**What you have to do**:
Among the entries below, count the lines where the string "Flexural" occurs, and give only the number.

►

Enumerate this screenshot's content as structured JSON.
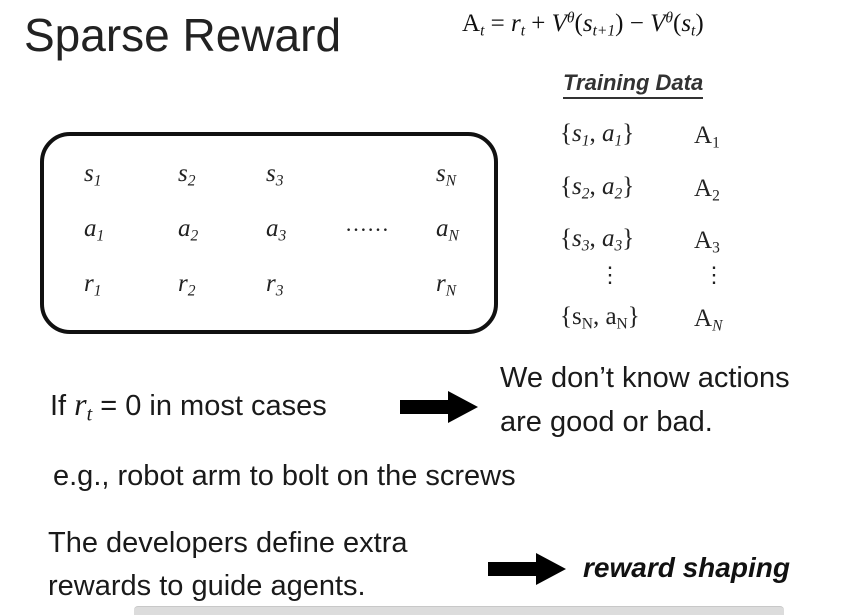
{
  "title": "Sparse Reward",
  "formula": {
    "lhs": "A",
    "lhs_sub": "t",
    "eq": " = ",
    "r": "r",
    "r_sub": "t",
    "plus": " + ",
    "V": "V",
    "theta": "θ",
    "s": "s",
    "next_sub": "t+1",
    "minus": " − ",
    "cur_sub": "t",
    "lparen": "(",
    "rparen": ")"
  },
  "trajectory": {
    "rows": [
      {
        "sym": "s",
        "cells": [
          "1",
          "2",
          "3",
          "N"
        ]
      },
      {
        "sym": "a",
        "cells": [
          "1",
          "2",
          "3",
          "N"
        ]
      },
      {
        "sym": "r",
        "cells": [
          "1",
          "2",
          "3",
          "N"
        ]
      }
    ],
    "ellipsis": "……"
  },
  "training_data": {
    "heading": "Training Data",
    "rows": [
      {
        "s": "s",
        "s_sub": "1",
        "a": "a",
        "a_sub": "1",
        "adv": "A",
        "adv_sub": "1"
      },
      {
        "s": "s",
        "s_sub": "2",
        "a": "a",
        "a_sub": "2",
        "adv": "A",
        "adv_sub": "2"
      },
      {
        "s": "s",
        "s_sub": "3",
        "a": "a",
        "a_sub": "3",
        "adv": "A",
        "adv_sub": "3"
      },
      {
        "s": "s",
        "s_sub": "N",
        "a": "a",
        "a_sub": "N",
        "adv": "A",
        "adv_sub": "N"
      }
    ],
    "vdots": "⋮",
    "lbrace": "{",
    "rbrace": "}",
    "comma": ", "
  },
  "condition": {
    "prefix": "If ",
    "var": "r",
    "var_sub": "t",
    "rest": " = 0 in most cases"
  },
  "consequence": {
    "line1": "We don’t know actions",
    "line2": "are good or bad."
  },
  "example": "e.g., robot arm to bolt on the screws",
  "developers": {
    "line1": "The developers define extra",
    "line2": "rewards to guide agents."
  },
  "result": "reward shaping",
  "colors": {
    "text": "#1a1a1a",
    "arrow": "#000000",
    "box_border": "#111111"
  }
}
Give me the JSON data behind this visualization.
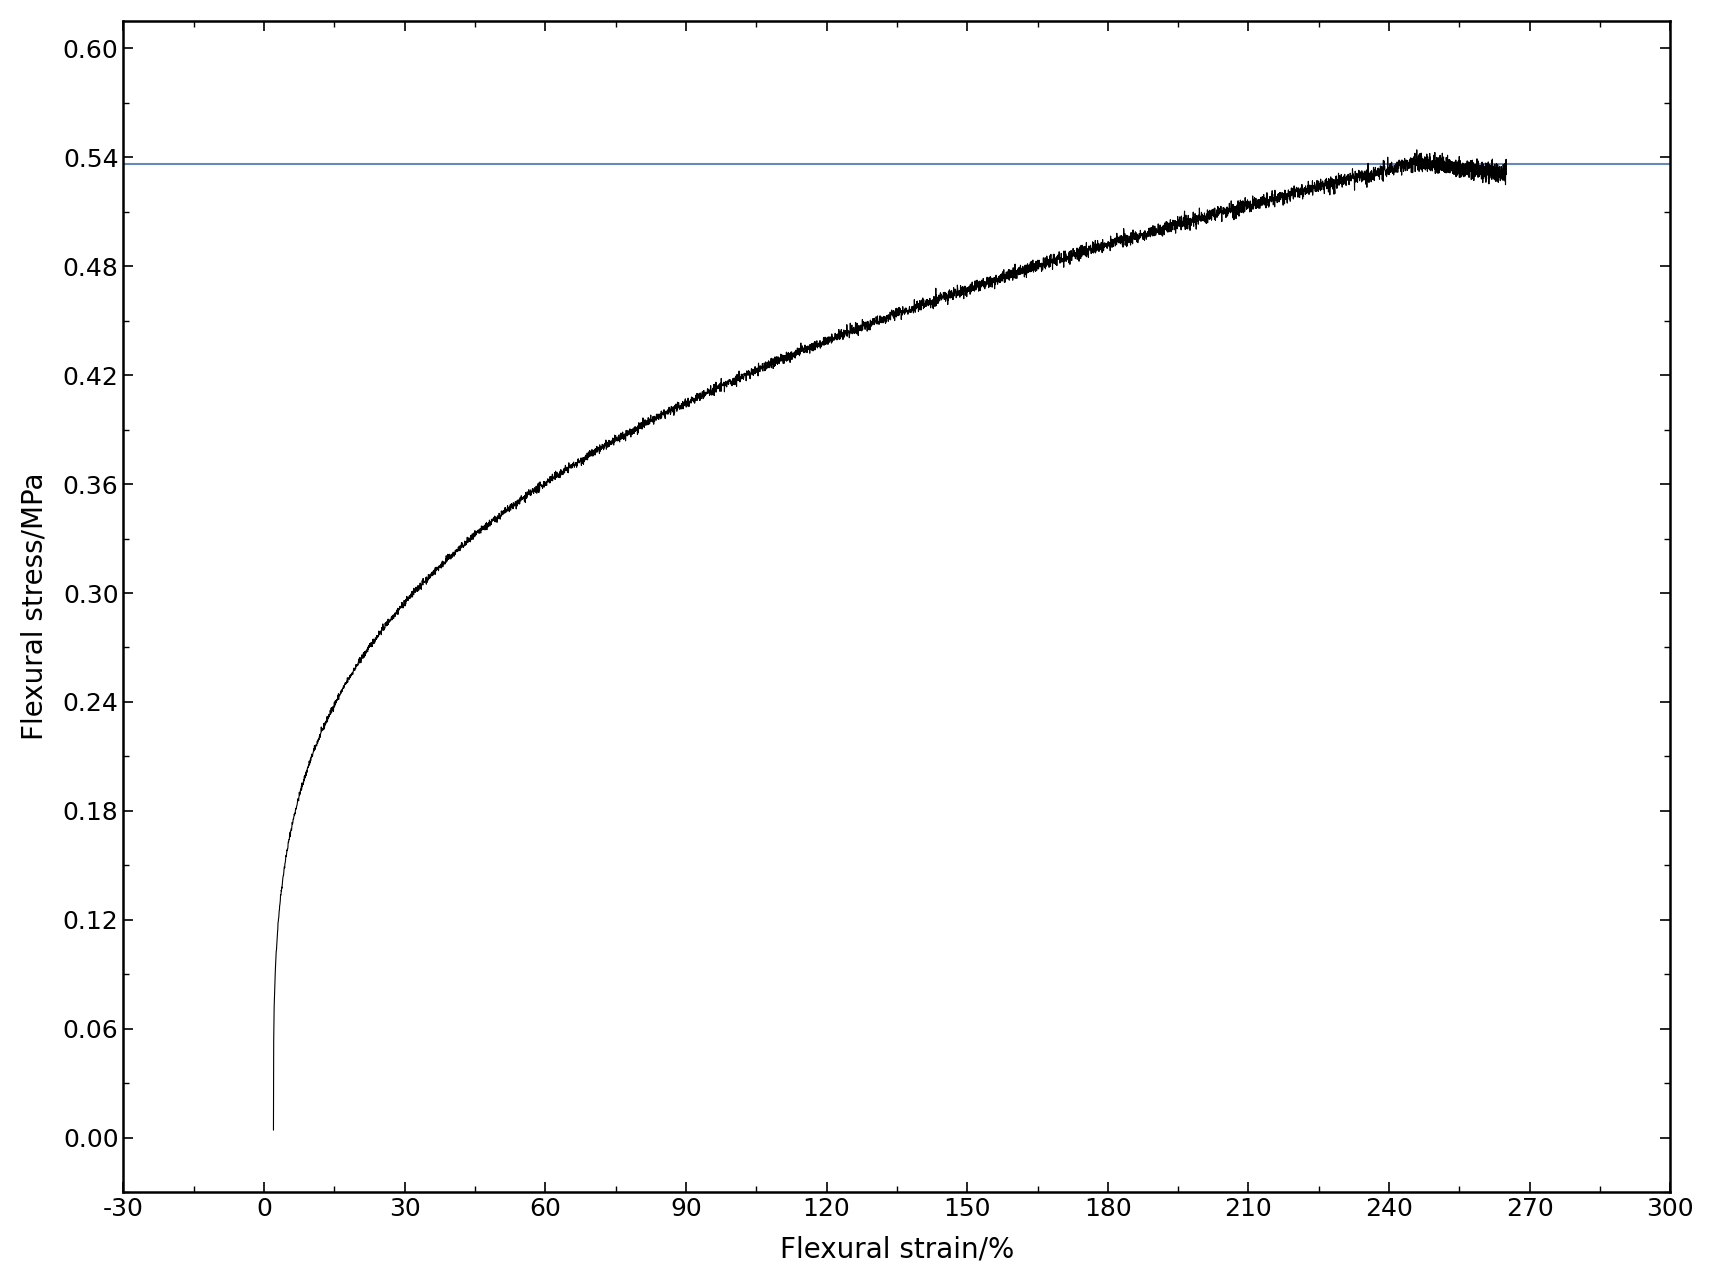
{
  "xlabel": "Flexural strain/%",
  "ylabel": "Flexural stress/MPa",
  "xlim": [
    -30,
    300
  ],
  "ylim": [
    -0.03,
    0.615
  ],
  "xticks": [
    -30,
    0,
    30,
    60,
    90,
    120,
    150,
    180,
    210,
    240,
    270,
    300
  ],
  "yticks": [
    0.0,
    0.06,
    0.12,
    0.18,
    0.24,
    0.3,
    0.36,
    0.42,
    0.48,
    0.54,
    0.6
  ],
  "hline_y": 0.536,
  "hline_color": "#6688bb",
  "curve_start_x": 2.0,
  "curve_start_y": 0.004,
  "curve_peak_x": 246,
  "curve_peak_y": 0.537,
  "curve_end_x": 265,
  "curve_end_y": 0.531,
  "curve_power": 0.28,
  "curve_color": "#000000",
  "noise_amplitude": 0.0025,
  "background_color": "#ffffff",
  "axis_color": "#000000",
  "label_fontsize": 20,
  "tick_fontsize": 18,
  "spine_linewidth": 1.8
}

◄

**The completed task**:
2